• Dataset rows:
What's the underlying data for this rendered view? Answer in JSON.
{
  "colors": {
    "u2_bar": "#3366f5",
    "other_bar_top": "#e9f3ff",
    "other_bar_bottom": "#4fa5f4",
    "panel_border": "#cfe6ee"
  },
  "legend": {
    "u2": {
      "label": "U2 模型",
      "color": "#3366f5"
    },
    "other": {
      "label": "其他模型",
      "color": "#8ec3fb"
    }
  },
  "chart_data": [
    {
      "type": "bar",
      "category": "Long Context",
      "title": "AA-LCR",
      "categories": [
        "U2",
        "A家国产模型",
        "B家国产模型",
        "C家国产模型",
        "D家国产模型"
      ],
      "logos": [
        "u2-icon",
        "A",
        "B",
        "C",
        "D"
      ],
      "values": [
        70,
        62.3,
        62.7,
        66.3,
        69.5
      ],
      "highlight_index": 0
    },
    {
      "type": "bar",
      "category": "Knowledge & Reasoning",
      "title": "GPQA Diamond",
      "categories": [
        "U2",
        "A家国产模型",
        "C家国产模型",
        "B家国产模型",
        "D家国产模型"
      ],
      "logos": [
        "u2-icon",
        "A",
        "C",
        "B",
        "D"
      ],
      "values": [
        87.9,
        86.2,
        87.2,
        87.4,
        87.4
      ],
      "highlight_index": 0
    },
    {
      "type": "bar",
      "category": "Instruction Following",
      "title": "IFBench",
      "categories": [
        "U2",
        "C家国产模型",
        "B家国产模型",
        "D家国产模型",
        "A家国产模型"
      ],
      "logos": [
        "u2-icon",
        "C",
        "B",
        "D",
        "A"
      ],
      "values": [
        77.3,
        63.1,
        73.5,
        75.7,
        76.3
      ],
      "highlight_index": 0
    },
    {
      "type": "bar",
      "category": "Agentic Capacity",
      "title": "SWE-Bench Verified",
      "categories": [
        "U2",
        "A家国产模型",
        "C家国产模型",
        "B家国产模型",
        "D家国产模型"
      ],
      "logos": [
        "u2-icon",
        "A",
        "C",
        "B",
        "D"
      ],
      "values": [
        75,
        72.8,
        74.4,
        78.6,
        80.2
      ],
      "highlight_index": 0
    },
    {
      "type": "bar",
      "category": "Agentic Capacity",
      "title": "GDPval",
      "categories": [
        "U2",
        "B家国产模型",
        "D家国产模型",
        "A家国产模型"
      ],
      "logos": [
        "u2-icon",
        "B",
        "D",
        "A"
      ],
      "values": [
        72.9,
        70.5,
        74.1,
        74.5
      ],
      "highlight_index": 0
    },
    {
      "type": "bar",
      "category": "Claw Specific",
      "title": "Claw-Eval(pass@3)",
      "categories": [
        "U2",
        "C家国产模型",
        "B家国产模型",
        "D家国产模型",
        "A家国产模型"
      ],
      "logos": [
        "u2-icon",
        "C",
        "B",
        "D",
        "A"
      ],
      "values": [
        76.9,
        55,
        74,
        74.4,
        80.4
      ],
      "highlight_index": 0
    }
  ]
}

• What to do: Pick out the lines above containing the word "Claw", then copy them.

• Response to this task:
      "category": "Claw Specific",
      "title": "Claw-Eval(pass@3)",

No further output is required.